WHAT YOU ARE ASKED TO DO: Using the listing below, report all lines holding the word "العالم".

(Stored items)

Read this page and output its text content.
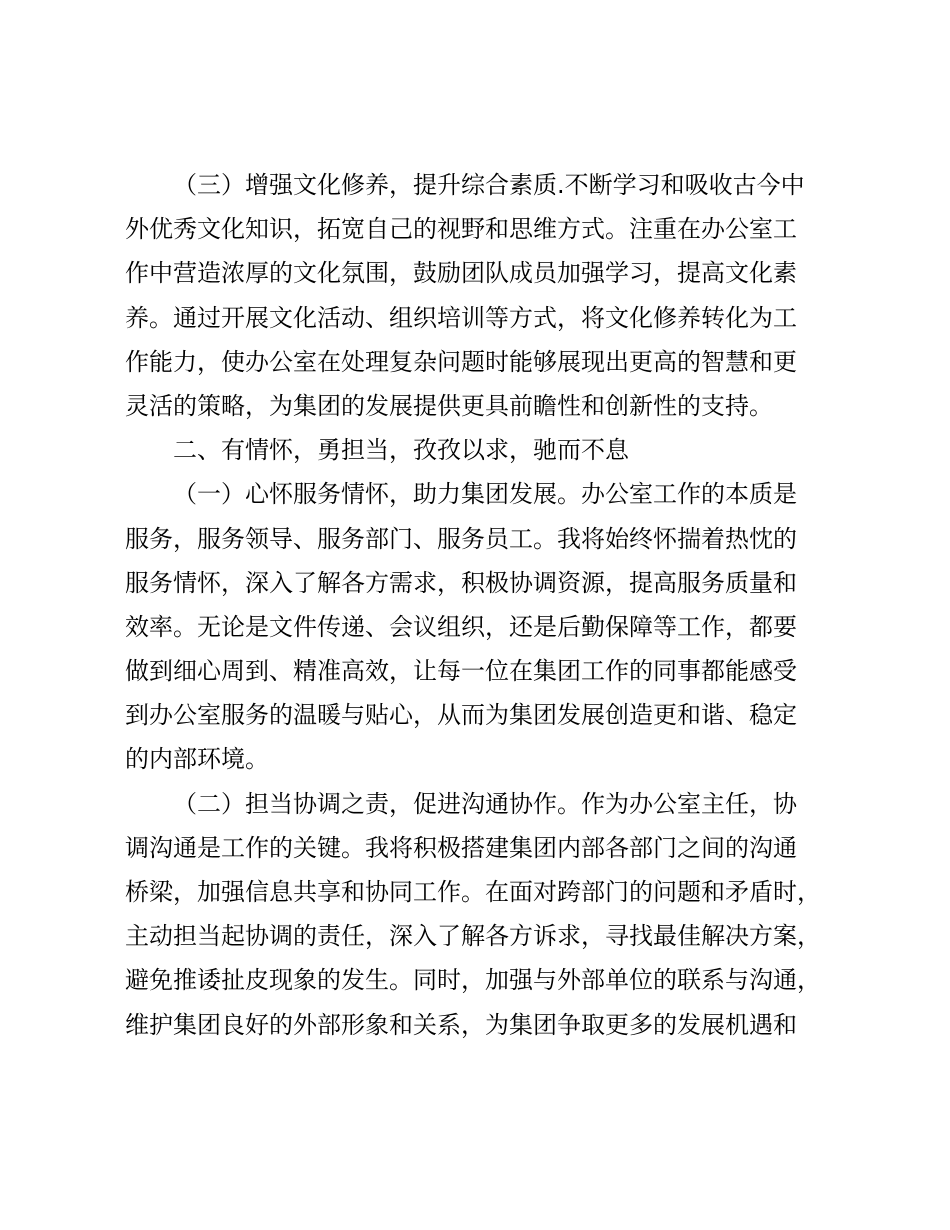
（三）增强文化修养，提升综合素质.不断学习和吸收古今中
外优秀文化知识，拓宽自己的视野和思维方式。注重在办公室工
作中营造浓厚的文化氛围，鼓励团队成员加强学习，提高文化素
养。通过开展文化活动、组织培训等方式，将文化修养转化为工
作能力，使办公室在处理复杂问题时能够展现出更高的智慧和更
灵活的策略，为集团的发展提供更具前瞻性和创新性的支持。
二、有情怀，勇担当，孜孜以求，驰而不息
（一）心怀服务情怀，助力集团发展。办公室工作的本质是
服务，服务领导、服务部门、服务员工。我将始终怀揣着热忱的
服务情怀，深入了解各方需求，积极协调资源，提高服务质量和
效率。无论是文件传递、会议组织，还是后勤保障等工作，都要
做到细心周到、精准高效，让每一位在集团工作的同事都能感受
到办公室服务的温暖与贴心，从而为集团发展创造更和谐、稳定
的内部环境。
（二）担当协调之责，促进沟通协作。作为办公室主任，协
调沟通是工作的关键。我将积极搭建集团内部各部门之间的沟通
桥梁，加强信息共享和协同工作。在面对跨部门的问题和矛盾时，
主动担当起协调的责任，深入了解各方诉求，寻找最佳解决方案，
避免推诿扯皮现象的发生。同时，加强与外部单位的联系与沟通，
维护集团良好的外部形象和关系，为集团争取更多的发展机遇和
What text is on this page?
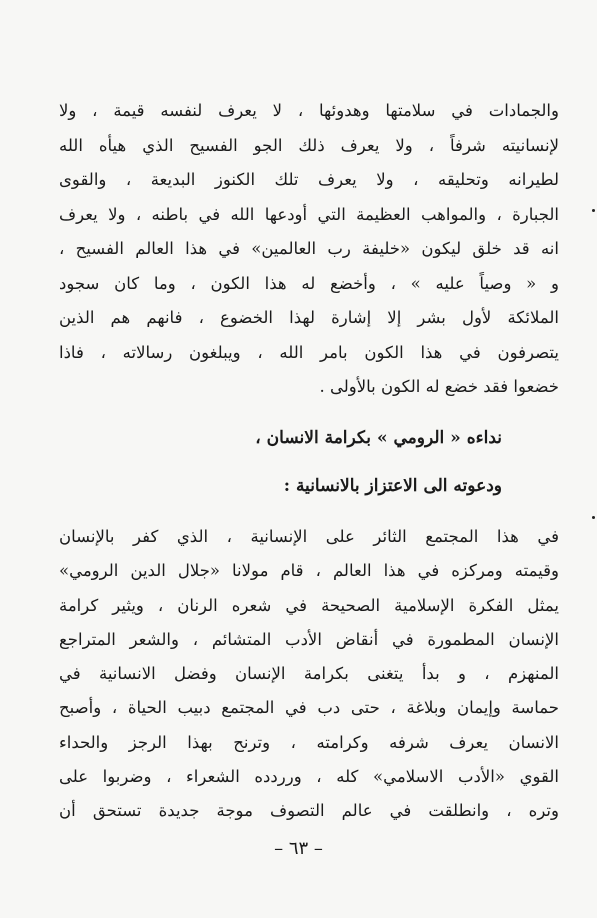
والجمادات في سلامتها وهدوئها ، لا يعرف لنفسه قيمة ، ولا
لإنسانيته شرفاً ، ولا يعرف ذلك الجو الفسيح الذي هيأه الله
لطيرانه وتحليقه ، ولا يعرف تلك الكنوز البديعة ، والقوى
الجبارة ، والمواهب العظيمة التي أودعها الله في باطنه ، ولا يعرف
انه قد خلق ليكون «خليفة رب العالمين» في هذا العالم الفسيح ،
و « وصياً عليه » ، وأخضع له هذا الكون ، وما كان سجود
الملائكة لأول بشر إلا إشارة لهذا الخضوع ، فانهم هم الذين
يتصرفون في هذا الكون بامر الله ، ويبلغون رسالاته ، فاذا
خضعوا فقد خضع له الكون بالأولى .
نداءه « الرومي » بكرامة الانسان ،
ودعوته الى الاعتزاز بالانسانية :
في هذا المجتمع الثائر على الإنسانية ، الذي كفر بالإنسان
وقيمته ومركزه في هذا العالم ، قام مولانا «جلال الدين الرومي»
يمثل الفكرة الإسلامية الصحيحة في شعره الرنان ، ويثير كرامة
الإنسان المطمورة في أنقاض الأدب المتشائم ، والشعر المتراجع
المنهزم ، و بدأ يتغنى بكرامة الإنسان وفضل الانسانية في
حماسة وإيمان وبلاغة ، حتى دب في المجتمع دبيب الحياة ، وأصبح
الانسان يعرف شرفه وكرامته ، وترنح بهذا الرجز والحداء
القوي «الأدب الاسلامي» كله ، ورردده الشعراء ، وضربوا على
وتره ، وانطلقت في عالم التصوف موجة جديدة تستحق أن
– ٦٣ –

SOLUTION TO THE EXERCISE:
انه قد خلق ليكون «خليفة رب العالمين» في هذا العالم الفسيح ،
وقيمته ومركزه في هذا العالم ، قام مولانا «جلال الدين الرومي»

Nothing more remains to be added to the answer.